* BEGIN Input records *

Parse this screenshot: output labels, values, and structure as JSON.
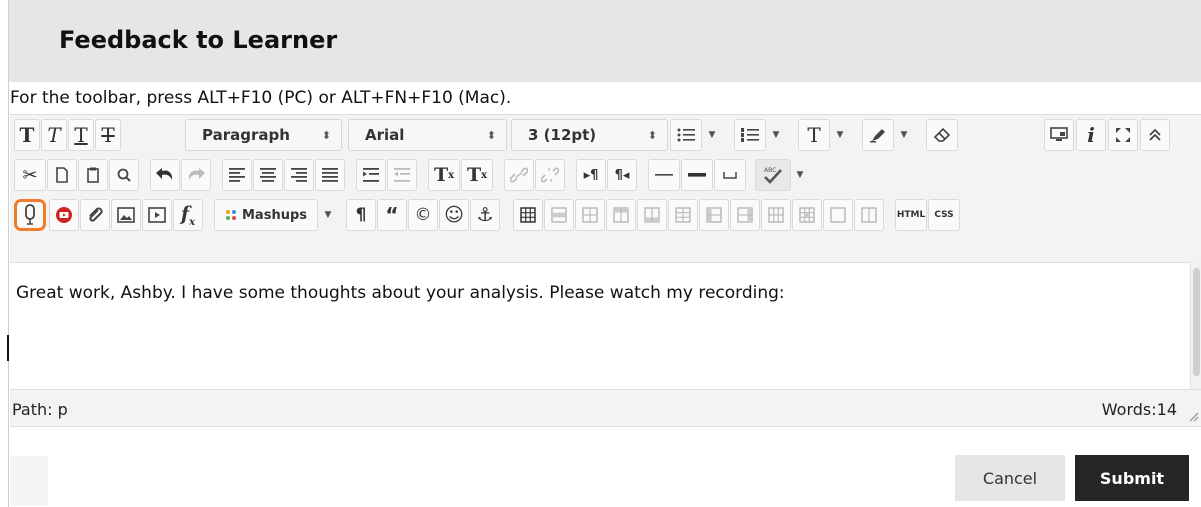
{
  "header": {
    "title": "Feedback to Learner"
  },
  "hint": "For the toolbar, press ALT+F10 (PC) or ALT+FN+F10 (Mac).",
  "toolbar": {
    "format_select": "Paragraph",
    "font_select": "Arial",
    "size_select": "3 (12pt)",
    "mashups_label": "Mashups",
    "html_label": "HTML",
    "css_label": "CSS",
    "superscript": "T",
    "subscript": "T",
    "spell_label": "ABC"
  },
  "editor": {
    "content": "Great work, Ashby. I have some thoughts about your analysis. Please watch my recording:"
  },
  "status": {
    "path": "Path: p",
    "words": "Words:14"
  },
  "actions": {
    "cancel_label": "Cancel",
    "submit_label": "Submit"
  },
  "colors": {
    "highlight": "#f07c2a",
    "submit_bg": "#262626",
    "header_bg": "#e6e6e6"
  }
}
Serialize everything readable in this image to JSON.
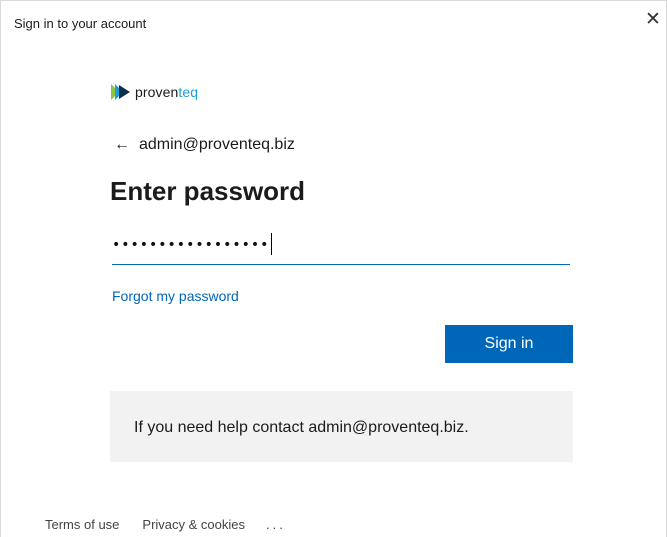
{
  "window": {
    "title": "Sign in to your account"
  },
  "logo": {
    "text_a": "proven",
    "text_b": "teq"
  },
  "identity": {
    "back_arrow": "←",
    "email": "admin@proventeq.biz"
  },
  "form": {
    "heading": "Enter password",
    "password_value": "•••••••••••••••••",
    "forgot_label": "Forgot my password",
    "signin_label": "Sign in",
    "accent_color": "#0067b8"
  },
  "help": {
    "text": "If you need help contact admin@proventeq.biz."
  },
  "footer": {
    "terms": "Terms of use",
    "privacy": "Privacy & cookies",
    "more": "..."
  }
}
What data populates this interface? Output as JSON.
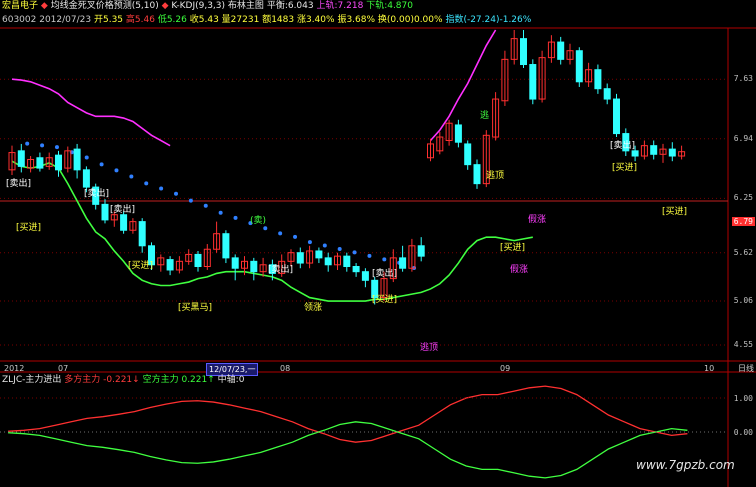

* END Input records *

Given instruction -> Quote exactly, and only, the lines from the line containing "Serialize everything readable" through the final line of the records above, both included, omitting any pictures.

Written solution ->
Serialize everything readable in this image to JSON.
{
  "window": {
    "title": "Sign in to your account"
  },
  "logo": {
    "text_a": "proven",
    "text_b": "teq"
  },
  "identity": {
    "back_arrow": "←",
    "email": "admin@proventeq.biz"
  },
  "form": {
    "heading": "Enter password",
    "password_value": "•••••••••••••••••",
    "forgot_label": "Forgot my password",
    "signin_label": "Sign in",
    "accent_color": "#0067b8"
  },
  "help": {
    "text": "If you need help contact admin@proventeq.biz."
  },
  "footer": {
    "terms": "Terms of use",
    "privacy": "Privacy & cookies",
    "more": "..."
  }
}
What data populates this interface? Output as JSON.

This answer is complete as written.